▶ [SET TASK]: Only a number is wanted: how many lines in the records below contain "έχει"?

▶ [MATERIAL FOR THIS EXERCISE]:

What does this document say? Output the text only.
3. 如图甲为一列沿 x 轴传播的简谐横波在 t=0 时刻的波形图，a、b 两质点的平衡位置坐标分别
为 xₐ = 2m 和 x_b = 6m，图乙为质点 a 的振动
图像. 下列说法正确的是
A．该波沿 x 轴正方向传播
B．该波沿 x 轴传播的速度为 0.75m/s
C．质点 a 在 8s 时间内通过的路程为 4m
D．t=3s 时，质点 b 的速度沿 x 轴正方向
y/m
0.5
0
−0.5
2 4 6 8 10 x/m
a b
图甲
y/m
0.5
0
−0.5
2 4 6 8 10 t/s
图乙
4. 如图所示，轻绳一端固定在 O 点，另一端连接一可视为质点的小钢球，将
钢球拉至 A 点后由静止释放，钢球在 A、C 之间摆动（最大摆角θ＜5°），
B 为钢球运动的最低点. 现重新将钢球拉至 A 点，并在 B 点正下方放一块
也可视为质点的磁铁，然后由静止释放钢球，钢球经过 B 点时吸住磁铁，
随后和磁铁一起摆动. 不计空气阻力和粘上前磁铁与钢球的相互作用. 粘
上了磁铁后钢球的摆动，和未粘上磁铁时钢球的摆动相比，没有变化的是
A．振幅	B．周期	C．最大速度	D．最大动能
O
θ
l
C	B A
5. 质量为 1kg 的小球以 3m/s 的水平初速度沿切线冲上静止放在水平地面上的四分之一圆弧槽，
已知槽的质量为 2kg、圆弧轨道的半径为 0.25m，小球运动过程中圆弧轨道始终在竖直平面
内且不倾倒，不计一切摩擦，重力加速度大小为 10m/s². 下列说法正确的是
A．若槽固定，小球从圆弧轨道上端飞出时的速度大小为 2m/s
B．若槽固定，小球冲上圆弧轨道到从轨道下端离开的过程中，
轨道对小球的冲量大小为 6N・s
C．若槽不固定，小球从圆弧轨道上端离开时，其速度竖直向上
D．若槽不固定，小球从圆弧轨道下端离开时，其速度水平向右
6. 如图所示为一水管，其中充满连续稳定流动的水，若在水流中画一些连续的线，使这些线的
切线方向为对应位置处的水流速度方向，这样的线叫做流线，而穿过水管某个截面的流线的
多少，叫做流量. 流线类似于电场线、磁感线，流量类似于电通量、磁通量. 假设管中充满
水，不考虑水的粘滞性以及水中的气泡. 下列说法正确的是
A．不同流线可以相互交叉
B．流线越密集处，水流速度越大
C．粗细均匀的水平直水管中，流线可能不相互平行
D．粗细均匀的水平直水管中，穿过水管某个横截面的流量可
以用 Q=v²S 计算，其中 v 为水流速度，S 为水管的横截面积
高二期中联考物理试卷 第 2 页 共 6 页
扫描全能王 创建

==

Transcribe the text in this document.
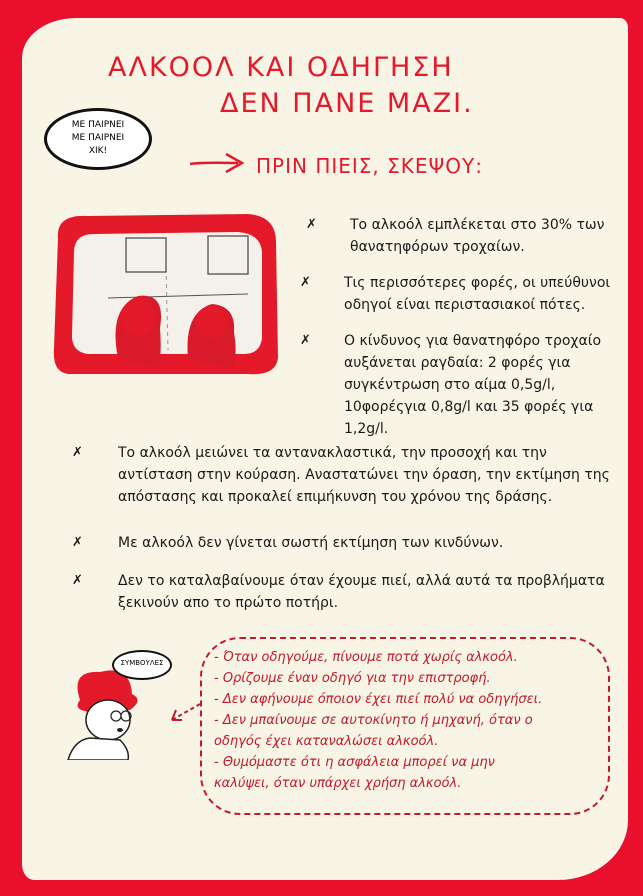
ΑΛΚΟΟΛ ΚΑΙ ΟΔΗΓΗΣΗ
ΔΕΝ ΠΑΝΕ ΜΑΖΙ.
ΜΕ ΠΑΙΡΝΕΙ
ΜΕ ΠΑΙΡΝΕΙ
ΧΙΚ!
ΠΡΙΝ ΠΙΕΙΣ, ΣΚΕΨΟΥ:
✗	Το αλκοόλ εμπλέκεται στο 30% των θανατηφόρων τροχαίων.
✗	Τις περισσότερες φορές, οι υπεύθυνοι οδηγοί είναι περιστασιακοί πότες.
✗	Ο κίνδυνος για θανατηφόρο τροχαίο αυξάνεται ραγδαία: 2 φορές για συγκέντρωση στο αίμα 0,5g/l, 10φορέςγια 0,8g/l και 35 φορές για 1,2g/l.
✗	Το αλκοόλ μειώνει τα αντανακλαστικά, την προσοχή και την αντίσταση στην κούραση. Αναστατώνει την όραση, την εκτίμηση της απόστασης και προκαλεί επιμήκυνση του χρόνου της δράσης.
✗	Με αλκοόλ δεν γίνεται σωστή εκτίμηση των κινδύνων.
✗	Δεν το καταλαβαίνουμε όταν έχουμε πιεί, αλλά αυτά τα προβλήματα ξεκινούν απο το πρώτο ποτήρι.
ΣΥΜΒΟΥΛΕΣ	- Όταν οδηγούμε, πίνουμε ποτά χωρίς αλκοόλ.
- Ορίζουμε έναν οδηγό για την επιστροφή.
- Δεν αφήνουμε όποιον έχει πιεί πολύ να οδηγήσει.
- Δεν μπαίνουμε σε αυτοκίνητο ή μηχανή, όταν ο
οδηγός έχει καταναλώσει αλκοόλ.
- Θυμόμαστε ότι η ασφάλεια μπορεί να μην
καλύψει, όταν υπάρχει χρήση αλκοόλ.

...

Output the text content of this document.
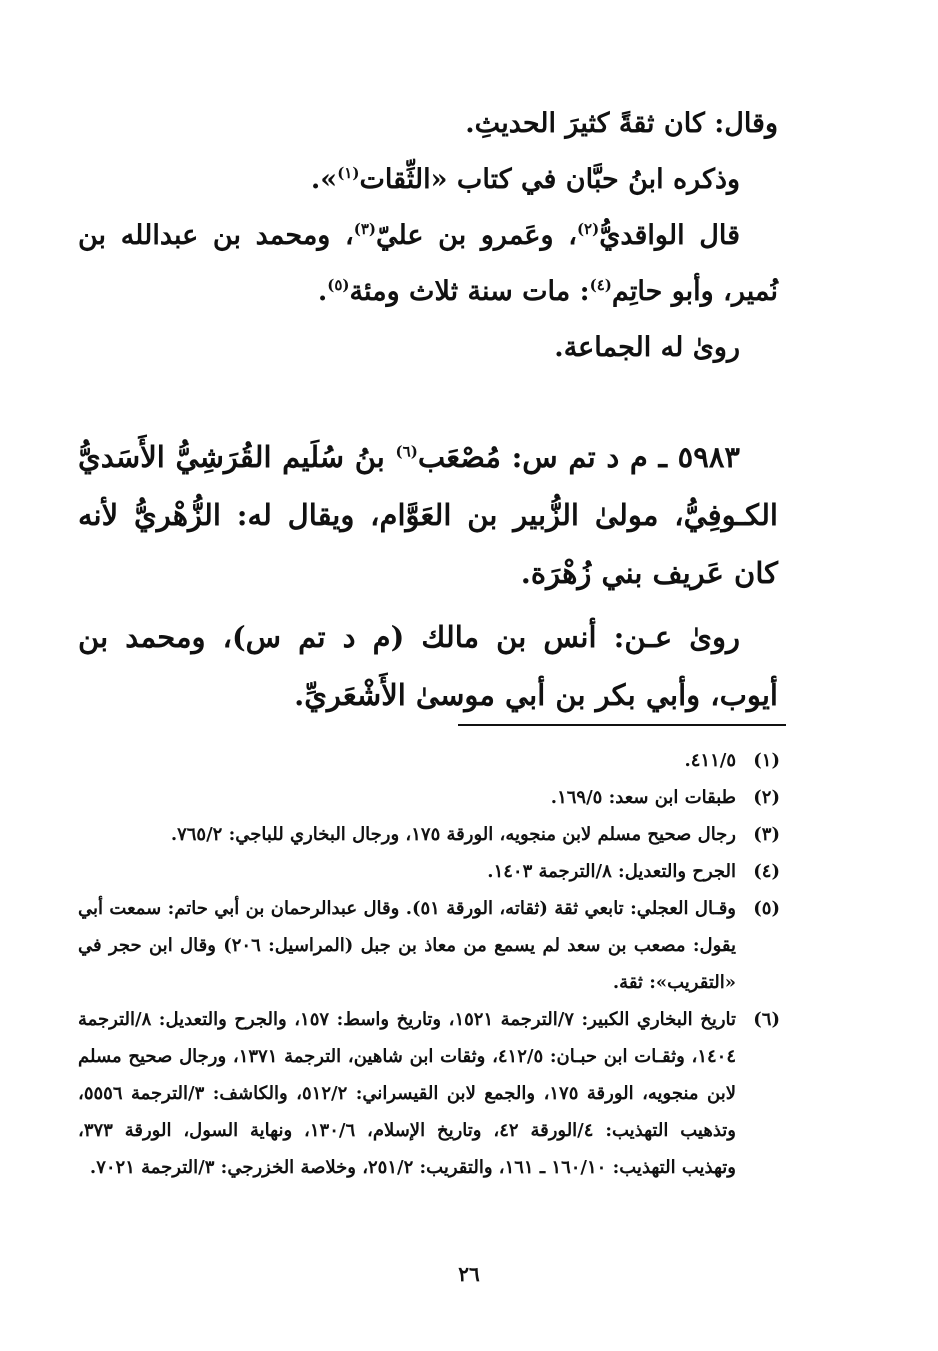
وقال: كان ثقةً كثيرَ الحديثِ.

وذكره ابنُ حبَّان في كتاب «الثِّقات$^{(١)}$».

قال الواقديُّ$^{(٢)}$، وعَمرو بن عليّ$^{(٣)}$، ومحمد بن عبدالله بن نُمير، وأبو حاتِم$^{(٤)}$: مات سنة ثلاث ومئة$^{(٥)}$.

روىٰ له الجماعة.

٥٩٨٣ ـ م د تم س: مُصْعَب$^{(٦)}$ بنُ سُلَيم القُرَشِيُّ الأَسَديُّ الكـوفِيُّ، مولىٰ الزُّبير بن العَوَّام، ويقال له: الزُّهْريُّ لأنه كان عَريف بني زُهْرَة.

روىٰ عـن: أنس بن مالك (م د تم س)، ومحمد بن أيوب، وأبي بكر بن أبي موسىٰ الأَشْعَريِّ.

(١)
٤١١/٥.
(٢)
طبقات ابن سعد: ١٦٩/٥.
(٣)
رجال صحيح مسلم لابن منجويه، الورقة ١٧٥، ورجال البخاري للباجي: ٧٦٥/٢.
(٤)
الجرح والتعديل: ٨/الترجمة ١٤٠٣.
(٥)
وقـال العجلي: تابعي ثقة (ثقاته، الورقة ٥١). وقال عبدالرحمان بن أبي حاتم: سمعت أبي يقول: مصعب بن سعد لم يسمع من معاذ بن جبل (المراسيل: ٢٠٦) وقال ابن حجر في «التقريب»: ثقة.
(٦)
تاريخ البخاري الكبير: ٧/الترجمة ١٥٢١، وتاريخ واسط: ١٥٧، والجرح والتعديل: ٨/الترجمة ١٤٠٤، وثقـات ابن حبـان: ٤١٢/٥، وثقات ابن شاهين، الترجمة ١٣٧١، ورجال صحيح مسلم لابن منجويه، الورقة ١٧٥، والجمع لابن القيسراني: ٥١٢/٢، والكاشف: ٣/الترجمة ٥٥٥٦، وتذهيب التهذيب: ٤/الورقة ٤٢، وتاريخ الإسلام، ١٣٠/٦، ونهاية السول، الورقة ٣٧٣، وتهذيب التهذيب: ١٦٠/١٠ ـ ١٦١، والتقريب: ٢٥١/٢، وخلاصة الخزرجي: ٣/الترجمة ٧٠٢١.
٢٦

▶ [RESPONSE]: 2